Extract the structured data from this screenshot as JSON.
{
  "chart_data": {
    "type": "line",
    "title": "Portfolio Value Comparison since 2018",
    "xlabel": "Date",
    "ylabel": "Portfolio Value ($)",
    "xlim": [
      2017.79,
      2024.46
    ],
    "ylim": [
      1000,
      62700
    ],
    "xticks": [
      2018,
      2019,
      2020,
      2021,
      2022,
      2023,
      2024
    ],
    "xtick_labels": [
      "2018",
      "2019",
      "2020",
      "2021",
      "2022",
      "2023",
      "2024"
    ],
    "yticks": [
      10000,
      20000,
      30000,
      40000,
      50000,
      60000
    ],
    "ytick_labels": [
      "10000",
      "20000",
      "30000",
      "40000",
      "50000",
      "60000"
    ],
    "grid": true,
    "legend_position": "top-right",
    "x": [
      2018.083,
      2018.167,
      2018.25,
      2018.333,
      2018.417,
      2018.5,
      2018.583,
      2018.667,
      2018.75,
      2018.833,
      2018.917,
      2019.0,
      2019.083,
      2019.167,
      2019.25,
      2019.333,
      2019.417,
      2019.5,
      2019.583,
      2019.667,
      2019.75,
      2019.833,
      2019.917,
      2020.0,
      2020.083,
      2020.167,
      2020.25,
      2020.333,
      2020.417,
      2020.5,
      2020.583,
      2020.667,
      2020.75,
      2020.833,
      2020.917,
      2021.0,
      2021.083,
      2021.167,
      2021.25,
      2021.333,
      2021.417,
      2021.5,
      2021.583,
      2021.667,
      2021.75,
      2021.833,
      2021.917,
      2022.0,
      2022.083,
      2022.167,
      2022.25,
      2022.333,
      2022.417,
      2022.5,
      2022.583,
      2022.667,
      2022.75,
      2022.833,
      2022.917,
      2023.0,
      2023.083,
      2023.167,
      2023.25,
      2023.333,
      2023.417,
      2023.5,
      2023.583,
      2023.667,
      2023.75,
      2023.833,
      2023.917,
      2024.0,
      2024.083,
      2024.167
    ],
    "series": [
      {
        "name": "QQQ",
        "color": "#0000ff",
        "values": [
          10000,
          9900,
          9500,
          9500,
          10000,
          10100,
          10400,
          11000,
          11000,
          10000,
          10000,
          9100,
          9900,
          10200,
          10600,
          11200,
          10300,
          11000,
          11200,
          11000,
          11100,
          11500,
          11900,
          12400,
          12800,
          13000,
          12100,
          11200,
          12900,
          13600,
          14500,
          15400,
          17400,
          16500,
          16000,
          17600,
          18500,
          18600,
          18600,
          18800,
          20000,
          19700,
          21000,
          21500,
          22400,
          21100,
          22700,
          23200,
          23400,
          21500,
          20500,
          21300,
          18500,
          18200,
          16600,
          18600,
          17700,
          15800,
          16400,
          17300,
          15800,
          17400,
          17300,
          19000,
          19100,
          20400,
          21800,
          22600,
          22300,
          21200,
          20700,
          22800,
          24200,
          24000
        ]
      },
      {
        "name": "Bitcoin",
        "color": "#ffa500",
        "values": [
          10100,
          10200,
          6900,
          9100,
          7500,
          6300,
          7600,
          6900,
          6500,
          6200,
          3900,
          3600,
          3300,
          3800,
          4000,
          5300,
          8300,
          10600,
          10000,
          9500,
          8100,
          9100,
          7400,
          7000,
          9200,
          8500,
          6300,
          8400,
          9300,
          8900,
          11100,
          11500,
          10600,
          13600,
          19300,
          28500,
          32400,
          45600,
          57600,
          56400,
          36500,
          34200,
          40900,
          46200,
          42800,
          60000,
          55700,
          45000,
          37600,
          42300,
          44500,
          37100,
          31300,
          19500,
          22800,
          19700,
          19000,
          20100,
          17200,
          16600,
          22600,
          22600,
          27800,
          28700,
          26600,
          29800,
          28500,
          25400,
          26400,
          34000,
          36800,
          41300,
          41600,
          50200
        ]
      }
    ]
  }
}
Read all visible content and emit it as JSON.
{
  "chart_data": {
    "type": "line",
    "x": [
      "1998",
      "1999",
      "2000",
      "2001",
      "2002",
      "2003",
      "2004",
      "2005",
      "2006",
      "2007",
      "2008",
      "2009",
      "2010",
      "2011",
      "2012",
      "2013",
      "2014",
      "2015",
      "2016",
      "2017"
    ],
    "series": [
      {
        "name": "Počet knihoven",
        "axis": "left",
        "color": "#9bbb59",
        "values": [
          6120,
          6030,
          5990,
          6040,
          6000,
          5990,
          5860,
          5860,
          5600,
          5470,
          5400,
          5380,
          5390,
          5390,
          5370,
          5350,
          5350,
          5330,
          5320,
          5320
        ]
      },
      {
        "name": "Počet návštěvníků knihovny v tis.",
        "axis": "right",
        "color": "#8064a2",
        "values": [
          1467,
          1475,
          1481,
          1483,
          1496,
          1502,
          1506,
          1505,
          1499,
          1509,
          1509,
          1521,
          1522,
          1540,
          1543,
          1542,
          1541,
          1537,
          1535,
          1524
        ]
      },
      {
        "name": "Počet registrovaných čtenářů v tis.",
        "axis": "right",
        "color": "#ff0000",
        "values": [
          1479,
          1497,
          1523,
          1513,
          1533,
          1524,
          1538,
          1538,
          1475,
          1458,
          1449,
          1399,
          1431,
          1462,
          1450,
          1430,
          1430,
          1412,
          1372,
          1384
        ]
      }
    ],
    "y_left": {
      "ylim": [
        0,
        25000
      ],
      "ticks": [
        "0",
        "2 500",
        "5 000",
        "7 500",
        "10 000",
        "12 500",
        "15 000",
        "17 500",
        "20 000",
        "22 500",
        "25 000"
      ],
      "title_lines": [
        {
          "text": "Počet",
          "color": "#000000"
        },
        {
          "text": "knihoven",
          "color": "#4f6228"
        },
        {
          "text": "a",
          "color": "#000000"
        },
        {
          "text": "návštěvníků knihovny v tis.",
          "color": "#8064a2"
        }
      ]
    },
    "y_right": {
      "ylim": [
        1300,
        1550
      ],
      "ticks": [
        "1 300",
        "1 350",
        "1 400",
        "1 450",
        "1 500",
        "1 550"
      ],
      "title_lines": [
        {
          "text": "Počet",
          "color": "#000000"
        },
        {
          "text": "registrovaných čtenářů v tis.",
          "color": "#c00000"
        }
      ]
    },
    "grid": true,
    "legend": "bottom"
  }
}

▶ _Exercise requirements_:
Extract all the material, leaving every line as it is.

▶ _Response_:
Extract the structured data from this screenshot as JSON.
{
  "chart_data": {
    "type": "line",
    "title": "Portfolio Value Comparison since 2018",
    "xlabel": "Date",
    "ylabel": "Portfolio Value ($)",
    "xlim": [
      2017.79,
      2024.46
    ],
    "ylim": [
      1000,
      62700
    ],
    "xticks": [
      2018,
      2019,
      2020,
      2021,
      2022,
      2023,
      2024
    ],
    "xtick_labels": [
      "2018",
      "2019",
      "2020",
      "2021",
      "2022",
      "2023",
      "2024"
    ],
    "yticks": [
      10000,
      20000,
      30000,
      40000,
      50000,
      60000
    ],
    "ytick_labels": [
      "10000",
      "20000",
      "30000",
      "40000",
      "50000",
      "60000"
    ],
    "grid": true,
    "legend_position": "top-right",
    "x": [
      2018.083,
      2018.167,
      2018.25,
      2018.333,
      2018.417,
      2018.5,
      2018.583,
      2018.667,
      2018.75,
      2018.833,
      2018.917,
      2019.0,
      2019.083,
      2019.167,
      2019.25,
      2019.333,
      2019.417,
      2019.5,
      2019.583,
      2019.667,
      2019.75,
      2019.833,
      2019.917,
      2020.0,
      2020.083,
      2020.167,
      2020.25,
      2020.333,
      2020.417,
      2020.5,
      2020.583,
      2020.667,
      2020.75,
      2020.833,
      2020.917,
      2021.0,
      2021.083,
      2021.167,
      2021.25,
      2021.333,
      2021.417,
      2021.5,
      2021.583,
      2021.667,
      2021.75,
      2021.833,
      2021.917,
      2022.0,
      2022.083,
      2022.167,
      2022.25,
      2022.333,
      2022.417,
      2022.5,
      2022.583,
      2022.667,
      2022.75,
      2022.833,
      2022.917,
      2023.0,
      2023.083,
      2023.167,
      2023.25,
      2023.333,
      2023.417,
      2023.5,
      2023.583,
      2023.667,
      2023.75,
      2023.833,
      2023.917,
      2024.0,
      2024.083,
      2024.167
    ],
    "series": [
      {
        "name": "QQQ",
        "color": "#0000ff",
        "values": [
          10000,
          9900,
          9500,
          9500,
          10000,
          10100,
          10400,
          11000,
          11000,
          10000,
          10000,
          9100,
          9900,
          10200,
          10600,
          11200,
          10300,
          11000,
          11200,
          11000,
          11100,
          11500,
          11900,
          12400,
          12800,
          13000,
          12100,
          11200,
          12900,
          13600,
          14500,
          15400,
          17400,
          16500,
          16000,
          17600,
          18500,
          18600,
          18600,
          18800,
          20000,
          19700,
          21000,
          21500,
          22400,
          21100,
          22700,
          23200,
          23400,
          21500,
          20500,
          21300,
          18500,
          18200,
          16600,
          18600,
          17700,
          15800,
          16400,
          17300,
          15800,
          17400,
          17300,
          19000,
          19100,
          20400,
          21800,
          22600,
          22300,
          21200,
          20700,
          22800,
          24200,
          24000
        ]
      },
      {
        "name": "Bitcoin",
        "color": "#ffa500",
        "values": [
          10100,
          10200,
          6900,
          9100,
          7500,
          6300,
          7600,
          6900,
          6500,
          6200,
          3900,
          3600,
          3300,
          3800,
          4000,
          5300,
          8300,
          10600,
          10000,
          9500,
          8100,
          9100,
          7400,
          7000,
          9200,
          8500,
          6300,
          8400,
          9300,
          8900,
          11100,
          11500,
          10600,
          13600,
          19300,
          28500,
          32400,
          45600,
          57600,
          56400,
          36500,
          34200,
          40900,
          46200,
          42800,
          60000,
          55700,
          45000,
          37600,
          42300,
          44500,
          37100,
          31300,
          19500,
          22800,
          19700,
          19000,
          20100,
          17200,
          16600,
          22600,
          22600,
          27800,
          28700,
          26600,
          29800,
          28500,
          25400,
          26400,
          34000,
          36800,
          41300,
          41600,
          50200
        ]
      }
    ]
  }
}
Read all visible content and emit it as JSON.
{
  "chart_data": {
    "type": "line",
    "x": [
      "1998",
      "1999",
      "2000",
      "2001",
      "2002",
      "2003",
      "2004",
      "2005",
      "2006",
      "2007",
      "2008",
      "2009",
      "2010",
      "2011",
      "2012",
      "2013",
      "2014",
      "2015",
      "2016",
      "2017"
    ],
    "series": [
      {
        "name": "Počet knihoven",
        "axis": "left",
        "color": "#9bbb59",
        "values": [
          6120,
          6030,
          5990,
          6040,
          6000,
          5990,
          5860,
          5860,
          5600,
          5470,
          5400,
          5380,
          5390,
          5390,
          5370,
          5350,
          5350,
          5330,
          5320,
          5320
        ]
      },
      {
        "name": "Počet návštěvníků knihovny v tis.",
        "axis": "right",
        "color": "#8064a2",
        "values": [
          1467,
          1475,
          1481,
          1483,
          1496,
          1502,
          1506,
          1505,
          1499,
          1509,
          1509,
          1521,
          1522,
          1540,
          1543,
          1542,
          1541,
          1537,
          1535,
          1524
        ]
      },
      {
        "name": "Počet registrovaných čtenářů v tis.",
        "axis": "right",
        "color": "#ff0000",
        "values": [
          1479,
          1497,
          1523,
          1513,
          1533,
          1524,
          1538,
          1538,
          1475,
          1458,
          1449,
          1399,
          1431,
          1462,
          1450,
          1430,
          1430,
          1412,
          1372,
          1384
        ]
      }
    ],
    "y_left": {
      "ylim": [
        0,
        25000
      ],
      "ticks": [
        "0",
        "2 500",
        "5 000",
        "7 500",
        "10 000",
        "12 500",
        "15 000",
        "17 500",
        "20 000",
        "22 500",
        "25 000"
      ],
      "title_lines": [
        {
          "text": "Počet",
          "color": "#000000"
        },
        {
          "text": "knihoven",
          "color": "#4f6228"
        },
        {
          "text": "a",
          "color": "#000000"
        },
        {
          "text": "návštěvníků knihovny v tis.",
          "color": "#8064a2"
        }
      ]
    },
    "y_right": {
      "ylim": [
        1300,
        1550
      ],
      "ticks": [
        "1 300",
        "1 350",
        "1 400",
        "1 450",
        "1 500",
        "1 550"
      ],
      "title_lines": [
        {
          "text": "Počet",
          "color": "#000000"
        },
        {
          "text": "registrovaných čtenářů v tis.",
          "color": "#c00000"
        }
      ]
    },
    "grid": true,
    "legend": "bottom"
  }
}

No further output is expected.